Task instructions
Extract the lines that carry the string "Advanced" from the listing.

Source records
========

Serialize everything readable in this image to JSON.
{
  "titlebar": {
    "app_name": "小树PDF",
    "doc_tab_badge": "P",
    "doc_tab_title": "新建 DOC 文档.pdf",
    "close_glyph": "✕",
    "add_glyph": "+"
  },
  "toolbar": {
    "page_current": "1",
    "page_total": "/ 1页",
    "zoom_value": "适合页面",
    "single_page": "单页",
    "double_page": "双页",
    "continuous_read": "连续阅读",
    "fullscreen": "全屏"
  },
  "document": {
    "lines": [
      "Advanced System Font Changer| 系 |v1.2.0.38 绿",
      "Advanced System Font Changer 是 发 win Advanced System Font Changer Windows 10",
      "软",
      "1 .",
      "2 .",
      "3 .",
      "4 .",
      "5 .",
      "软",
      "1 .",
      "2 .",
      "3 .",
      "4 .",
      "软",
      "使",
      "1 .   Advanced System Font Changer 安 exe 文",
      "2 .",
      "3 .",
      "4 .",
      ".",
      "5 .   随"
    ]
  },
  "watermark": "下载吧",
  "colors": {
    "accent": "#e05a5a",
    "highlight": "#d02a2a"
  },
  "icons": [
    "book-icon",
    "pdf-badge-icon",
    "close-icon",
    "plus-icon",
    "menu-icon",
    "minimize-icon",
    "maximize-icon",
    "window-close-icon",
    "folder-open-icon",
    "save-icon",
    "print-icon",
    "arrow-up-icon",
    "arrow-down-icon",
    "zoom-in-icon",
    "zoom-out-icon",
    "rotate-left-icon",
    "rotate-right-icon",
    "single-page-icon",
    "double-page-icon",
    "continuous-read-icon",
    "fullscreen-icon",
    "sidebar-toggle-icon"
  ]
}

========

Output of the exercise
      "Advanced System Font Changer| 系 |v1.2.0.38 绿",
      "Advanced System Font Changer 是 发 win Advanced System Font Changer Windows 10",
      "1 .   Advanced System Font Changer 安 exe 文",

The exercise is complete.